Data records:
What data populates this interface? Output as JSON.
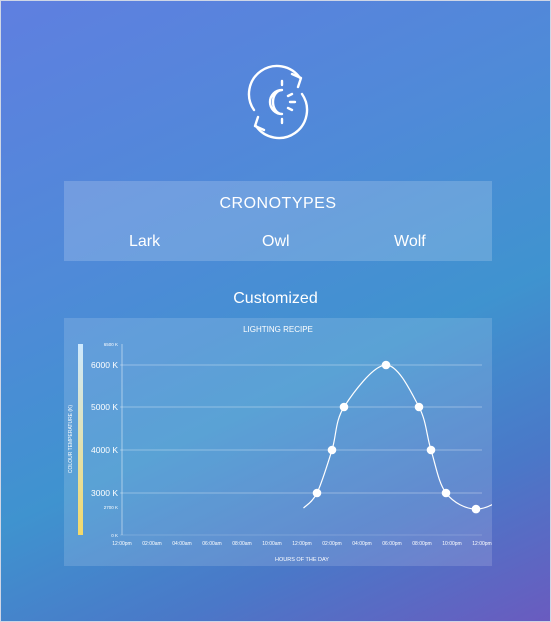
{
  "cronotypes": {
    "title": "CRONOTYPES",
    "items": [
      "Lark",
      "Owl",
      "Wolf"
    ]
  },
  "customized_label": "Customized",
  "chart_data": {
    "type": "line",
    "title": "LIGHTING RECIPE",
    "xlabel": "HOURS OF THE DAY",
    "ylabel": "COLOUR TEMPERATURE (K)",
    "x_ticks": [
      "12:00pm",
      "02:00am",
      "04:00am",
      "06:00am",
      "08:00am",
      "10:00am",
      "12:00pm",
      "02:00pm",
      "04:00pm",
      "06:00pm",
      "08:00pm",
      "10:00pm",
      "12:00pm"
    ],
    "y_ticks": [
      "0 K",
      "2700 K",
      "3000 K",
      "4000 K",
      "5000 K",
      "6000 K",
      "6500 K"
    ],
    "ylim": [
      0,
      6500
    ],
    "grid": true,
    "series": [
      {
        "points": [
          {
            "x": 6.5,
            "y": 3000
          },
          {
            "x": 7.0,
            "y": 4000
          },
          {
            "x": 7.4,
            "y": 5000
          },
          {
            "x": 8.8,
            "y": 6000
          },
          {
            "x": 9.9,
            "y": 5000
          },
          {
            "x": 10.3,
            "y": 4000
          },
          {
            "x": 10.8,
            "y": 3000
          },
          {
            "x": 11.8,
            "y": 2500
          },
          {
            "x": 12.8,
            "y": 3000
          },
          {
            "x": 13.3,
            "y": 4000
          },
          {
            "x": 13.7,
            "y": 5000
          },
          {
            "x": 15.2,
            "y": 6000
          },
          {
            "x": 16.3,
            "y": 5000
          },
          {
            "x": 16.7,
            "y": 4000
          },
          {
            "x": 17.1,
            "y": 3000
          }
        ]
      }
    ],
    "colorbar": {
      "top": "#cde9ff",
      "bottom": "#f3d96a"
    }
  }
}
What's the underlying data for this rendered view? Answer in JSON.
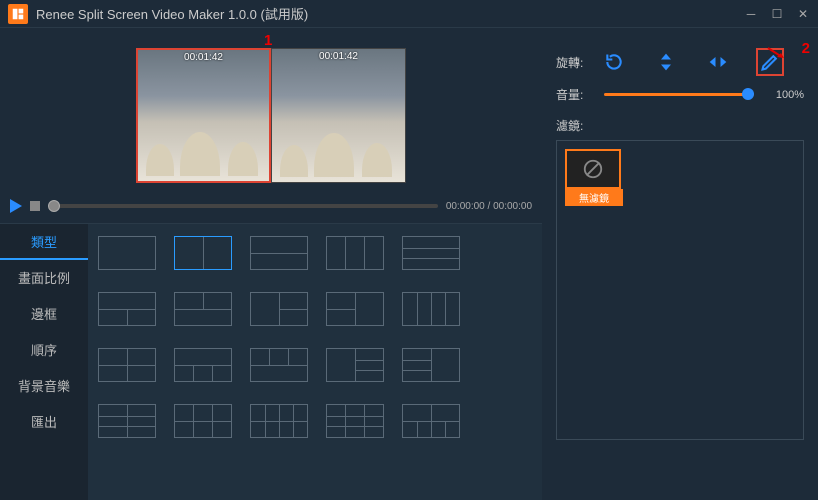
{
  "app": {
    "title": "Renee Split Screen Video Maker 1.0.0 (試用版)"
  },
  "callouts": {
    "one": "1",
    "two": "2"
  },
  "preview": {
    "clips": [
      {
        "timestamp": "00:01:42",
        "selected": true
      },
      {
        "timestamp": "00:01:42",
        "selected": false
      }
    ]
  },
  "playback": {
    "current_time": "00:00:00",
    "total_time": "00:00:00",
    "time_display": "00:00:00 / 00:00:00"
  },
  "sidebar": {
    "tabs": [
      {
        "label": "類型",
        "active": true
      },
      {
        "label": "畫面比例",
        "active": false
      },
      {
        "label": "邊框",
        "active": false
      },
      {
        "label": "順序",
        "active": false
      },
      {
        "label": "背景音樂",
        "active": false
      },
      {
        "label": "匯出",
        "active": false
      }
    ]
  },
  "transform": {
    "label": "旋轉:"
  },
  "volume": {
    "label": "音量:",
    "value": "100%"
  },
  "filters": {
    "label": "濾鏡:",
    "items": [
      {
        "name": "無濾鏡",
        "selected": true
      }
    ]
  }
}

» Task goal
Set down the records in full and exactly. Do not carry over any image.

» Full answer
What data populates this interface? Output as JSON.
{
  "cronotypes": {
    "title": "CRONOTYPES",
    "items": [
      "Lark",
      "Owl",
      "Wolf"
    ]
  },
  "customized_label": "Customized",
  "chart_data": {
    "type": "line",
    "title": "LIGHTING RECIPE",
    "xlabel": "HOURS OF THE DAY",
    "ylabel": "COLOUR TEMPERATURE (K)",
    "x_ticks": [
      "12:00pm",
      "02:00am",
      "04:00am",
      "06:00am",
      "08:00am",
      "10:00am",
      "12:00pm",
      "02:00pm",
      "04:00pm",
      "06:00pm",
      "08:00pm",
      "10:00pm",
      "12:00pm"
    ],
    "y_ticks": [
      "0 K",
      "2700 K",
      "3000 K",
      "4000 K",
      "5000 K",
      "6000 K",
      "6500 K"
    ],
    "ylim": [
      0,
      6500
    ],
    "grid": true,
    "series": [
      {
        "points": [
          {
            "x": 6.5,
            "y": 3000
          },
          {
            "x": 7.0,
            "y": 4000
          },
          {
            "x": 7.4,
            "y": 5000
          },
          {
            "x": 8.8,
            "y": 6000
          },
          {
            "x": 9.9,
            "y": 5000
          },
          {
            "x": 10.3,
            "y": 4000
          },
          {
            "x": 10.8,
            "y": 3000
          },
          {
            "x": 11.8,
            "y": 2500
          },
          {
            "x": 12.8,
            "y": 3000
          },
          {
            "x": 13.3,
            "y": 4000
          },
          {
            "x": 13.7,
            "y": 5000
          },
          {
            "x": 15.2,
            "y": 6000
          },
          {
            "x": 16.3,
            "y": 5000
          },
          {
            "x": 16.7,
            "y": 4000
          },
          {
            "x": 17.1,
            "y": 3000
          }
        ]
      }
    ],
    "colorbar": {
      "top": "#cde9ff",
      "bottom": "#f3d96a"
    }
  }
}
What's the underlying data for this rendered view? Answer in JSON.
{
  "app": {
    "title": "Renee Split Screen Video Maker 1.0.0 (試用版)"
  },
  "callouts": {
    "one": "1",
    "two": "2"
  },
  "preview": {
    "clips": [
      {
        "timestamp": "00:01:42",
        "selected": true
      },
      {
        "timestamp": "00:01:42",
        "selected": false
      }
    ]
  },
  "playback": {
    "current_time": "00:00:00",
    "total_time": "00:00:00",
    "time_display": "00:00:00 / 00:00:00"
  },
  "sidebar": {
    "tabs": [
      {
        "label": "類型",
        "active": true
      },
      {
        "label": "畫面比例",
        "active": false
      },
      {
        "label": "邊框",
        "active": false
      },
      {
        "label": "順序",
        "active": false
      },
      {
        "label": "背景音樂",
        "active": false
      },
      {
        "label": "匯出",
        "active": false
      }
    ]
  },
  "transform": {
    "label": "旋轉:"
  },
  "volume": {
    "label": "音量:",
    "value": "100%"
  },
  "filters": {
    "label": "濾鏡:",
    "items": [
      {
        "name": "無濾鏡",
        "selected": true
      }
    ]
  }
}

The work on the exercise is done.